Report, word for word, every line of the material that contains "name".

══ Information shown ══

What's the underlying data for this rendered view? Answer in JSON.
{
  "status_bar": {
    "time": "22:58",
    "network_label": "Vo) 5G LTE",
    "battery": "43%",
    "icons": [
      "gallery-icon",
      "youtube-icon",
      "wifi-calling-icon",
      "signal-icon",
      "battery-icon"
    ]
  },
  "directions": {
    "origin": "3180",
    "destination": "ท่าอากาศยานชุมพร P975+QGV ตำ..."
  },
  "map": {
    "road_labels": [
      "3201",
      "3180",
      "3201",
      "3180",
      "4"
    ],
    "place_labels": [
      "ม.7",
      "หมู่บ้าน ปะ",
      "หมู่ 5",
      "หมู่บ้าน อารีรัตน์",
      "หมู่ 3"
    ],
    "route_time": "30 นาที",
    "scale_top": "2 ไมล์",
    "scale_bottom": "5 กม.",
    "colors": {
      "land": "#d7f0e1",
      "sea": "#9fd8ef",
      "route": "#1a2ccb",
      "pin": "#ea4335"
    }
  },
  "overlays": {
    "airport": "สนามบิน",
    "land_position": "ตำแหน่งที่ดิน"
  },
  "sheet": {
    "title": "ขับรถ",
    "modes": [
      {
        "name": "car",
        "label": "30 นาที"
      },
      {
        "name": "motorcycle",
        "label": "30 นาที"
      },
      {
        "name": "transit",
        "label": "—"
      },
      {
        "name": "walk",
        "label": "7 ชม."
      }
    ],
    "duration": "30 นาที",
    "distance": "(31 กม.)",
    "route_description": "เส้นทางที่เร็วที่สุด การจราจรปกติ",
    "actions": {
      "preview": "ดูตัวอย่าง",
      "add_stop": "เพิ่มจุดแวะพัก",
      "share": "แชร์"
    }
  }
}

═══
══ Information shown ══

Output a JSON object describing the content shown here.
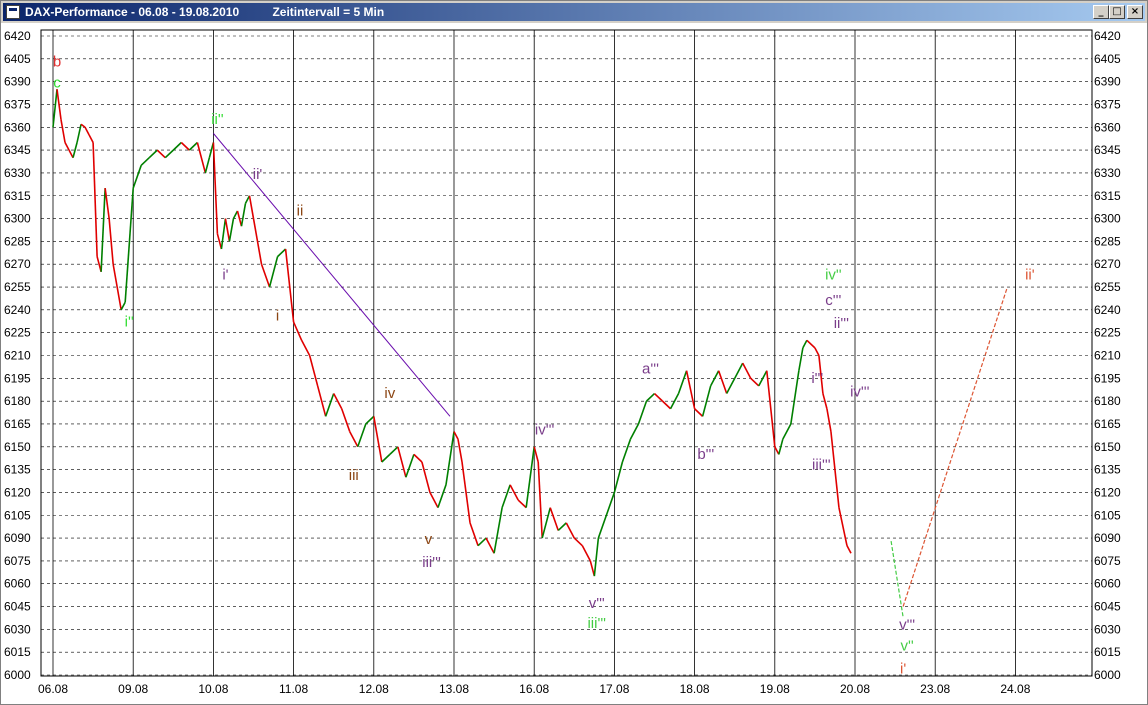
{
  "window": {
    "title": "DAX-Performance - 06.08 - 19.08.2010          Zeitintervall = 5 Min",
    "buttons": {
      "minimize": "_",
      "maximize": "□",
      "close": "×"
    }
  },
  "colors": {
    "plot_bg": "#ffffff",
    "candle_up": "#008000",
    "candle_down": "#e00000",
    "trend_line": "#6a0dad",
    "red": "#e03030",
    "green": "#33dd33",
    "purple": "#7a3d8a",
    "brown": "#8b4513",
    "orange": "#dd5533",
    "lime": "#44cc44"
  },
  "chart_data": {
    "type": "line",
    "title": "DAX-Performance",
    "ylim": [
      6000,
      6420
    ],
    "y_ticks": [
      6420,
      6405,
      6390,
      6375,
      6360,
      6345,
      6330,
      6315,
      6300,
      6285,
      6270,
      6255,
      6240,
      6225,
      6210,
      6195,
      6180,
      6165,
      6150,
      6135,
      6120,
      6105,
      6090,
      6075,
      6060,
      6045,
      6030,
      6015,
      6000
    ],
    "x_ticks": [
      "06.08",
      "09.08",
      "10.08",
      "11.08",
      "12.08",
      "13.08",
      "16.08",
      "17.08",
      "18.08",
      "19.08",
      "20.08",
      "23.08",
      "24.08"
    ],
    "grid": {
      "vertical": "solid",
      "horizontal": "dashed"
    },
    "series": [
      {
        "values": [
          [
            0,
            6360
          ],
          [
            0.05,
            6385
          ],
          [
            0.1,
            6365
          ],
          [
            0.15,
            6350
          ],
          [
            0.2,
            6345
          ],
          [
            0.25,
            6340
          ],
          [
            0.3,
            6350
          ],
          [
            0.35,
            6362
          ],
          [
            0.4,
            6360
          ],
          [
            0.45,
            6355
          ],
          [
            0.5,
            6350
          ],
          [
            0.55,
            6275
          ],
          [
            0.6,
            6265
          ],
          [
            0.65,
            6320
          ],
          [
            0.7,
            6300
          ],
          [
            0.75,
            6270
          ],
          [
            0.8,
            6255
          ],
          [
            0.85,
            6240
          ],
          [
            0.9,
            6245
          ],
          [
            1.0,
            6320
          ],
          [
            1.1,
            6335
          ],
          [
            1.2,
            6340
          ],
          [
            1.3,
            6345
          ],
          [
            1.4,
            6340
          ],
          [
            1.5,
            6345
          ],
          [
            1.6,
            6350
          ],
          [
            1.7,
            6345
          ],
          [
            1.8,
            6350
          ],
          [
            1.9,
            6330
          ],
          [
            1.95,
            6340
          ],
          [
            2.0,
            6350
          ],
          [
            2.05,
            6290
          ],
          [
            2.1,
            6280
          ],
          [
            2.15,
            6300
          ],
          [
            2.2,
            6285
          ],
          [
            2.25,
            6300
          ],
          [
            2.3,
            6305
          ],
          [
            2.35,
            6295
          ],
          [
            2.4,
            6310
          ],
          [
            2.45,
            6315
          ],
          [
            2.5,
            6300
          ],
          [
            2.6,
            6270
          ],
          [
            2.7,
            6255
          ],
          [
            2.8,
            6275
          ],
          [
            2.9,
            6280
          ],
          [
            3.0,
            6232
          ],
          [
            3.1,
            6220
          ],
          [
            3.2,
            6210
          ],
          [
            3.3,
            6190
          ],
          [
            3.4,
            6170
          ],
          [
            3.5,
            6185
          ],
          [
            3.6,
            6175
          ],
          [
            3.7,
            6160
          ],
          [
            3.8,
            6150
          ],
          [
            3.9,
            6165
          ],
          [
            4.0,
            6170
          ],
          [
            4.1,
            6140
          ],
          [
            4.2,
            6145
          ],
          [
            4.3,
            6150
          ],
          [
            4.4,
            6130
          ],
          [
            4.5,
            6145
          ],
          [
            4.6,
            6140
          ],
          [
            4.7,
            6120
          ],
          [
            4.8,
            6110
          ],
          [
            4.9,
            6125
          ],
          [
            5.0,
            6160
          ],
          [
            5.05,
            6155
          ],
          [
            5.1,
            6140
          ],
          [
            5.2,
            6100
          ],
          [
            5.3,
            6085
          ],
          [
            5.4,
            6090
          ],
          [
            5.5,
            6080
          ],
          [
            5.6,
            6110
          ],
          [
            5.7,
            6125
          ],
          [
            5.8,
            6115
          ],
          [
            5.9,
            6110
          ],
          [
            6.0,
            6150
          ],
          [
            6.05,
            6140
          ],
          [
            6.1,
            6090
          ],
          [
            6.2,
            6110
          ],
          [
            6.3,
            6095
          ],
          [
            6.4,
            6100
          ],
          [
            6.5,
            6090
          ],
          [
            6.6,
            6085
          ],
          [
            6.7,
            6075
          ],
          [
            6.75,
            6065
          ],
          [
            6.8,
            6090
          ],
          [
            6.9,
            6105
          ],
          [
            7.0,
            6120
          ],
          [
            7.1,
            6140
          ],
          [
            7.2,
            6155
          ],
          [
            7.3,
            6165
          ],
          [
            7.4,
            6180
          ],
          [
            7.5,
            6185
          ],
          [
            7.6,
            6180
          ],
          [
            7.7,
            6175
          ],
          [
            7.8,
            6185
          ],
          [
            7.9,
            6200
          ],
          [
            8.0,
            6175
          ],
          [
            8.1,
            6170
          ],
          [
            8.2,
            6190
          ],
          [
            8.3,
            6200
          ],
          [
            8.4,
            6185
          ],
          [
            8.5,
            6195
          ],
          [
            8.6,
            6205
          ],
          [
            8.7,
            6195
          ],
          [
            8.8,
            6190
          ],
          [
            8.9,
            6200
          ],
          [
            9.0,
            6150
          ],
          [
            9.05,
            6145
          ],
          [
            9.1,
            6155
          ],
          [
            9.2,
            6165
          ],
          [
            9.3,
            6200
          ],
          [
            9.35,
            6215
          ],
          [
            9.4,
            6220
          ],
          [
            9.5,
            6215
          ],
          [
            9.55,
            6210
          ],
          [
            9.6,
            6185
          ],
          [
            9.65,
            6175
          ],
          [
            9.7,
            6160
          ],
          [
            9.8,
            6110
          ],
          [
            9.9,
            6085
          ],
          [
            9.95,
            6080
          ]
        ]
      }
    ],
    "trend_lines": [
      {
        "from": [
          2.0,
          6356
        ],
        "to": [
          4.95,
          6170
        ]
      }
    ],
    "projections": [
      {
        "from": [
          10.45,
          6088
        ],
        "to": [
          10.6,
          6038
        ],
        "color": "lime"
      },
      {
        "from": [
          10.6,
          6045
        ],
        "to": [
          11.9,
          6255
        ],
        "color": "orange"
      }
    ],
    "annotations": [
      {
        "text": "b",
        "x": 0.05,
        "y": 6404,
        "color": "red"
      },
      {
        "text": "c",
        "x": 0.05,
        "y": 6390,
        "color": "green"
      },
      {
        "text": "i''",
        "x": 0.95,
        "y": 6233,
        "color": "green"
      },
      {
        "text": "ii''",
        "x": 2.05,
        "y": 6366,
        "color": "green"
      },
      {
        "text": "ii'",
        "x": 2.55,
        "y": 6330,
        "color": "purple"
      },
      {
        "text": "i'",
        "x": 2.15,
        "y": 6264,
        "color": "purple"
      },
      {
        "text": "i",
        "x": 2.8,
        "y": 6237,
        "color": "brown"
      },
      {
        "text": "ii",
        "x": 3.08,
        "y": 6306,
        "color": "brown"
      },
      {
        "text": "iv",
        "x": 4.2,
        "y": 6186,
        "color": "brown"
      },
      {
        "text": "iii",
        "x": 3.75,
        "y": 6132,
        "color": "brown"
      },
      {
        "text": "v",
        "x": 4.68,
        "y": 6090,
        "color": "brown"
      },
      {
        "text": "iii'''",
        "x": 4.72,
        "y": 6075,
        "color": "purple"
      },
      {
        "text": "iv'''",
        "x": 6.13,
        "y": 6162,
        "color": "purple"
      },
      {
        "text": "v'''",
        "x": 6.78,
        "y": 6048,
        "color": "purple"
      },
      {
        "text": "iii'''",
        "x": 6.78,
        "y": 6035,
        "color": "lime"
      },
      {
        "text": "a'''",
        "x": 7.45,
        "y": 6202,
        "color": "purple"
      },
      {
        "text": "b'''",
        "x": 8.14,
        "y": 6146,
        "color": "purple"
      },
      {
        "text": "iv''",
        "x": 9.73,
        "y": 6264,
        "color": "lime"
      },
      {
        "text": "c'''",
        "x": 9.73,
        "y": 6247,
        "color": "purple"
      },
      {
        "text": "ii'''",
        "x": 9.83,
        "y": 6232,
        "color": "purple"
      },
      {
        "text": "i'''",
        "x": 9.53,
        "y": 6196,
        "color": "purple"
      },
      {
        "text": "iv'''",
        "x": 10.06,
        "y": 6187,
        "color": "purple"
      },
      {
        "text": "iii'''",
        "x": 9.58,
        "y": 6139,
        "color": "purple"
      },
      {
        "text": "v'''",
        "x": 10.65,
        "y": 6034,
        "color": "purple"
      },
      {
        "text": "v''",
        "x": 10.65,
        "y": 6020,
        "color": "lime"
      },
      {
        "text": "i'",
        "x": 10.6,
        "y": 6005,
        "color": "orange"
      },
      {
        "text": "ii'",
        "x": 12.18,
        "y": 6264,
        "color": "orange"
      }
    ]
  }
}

═══

Worked answer ▸
        "name": "car",
        "name": "motorcycle",
        "name": "transit",
        "name": "walk",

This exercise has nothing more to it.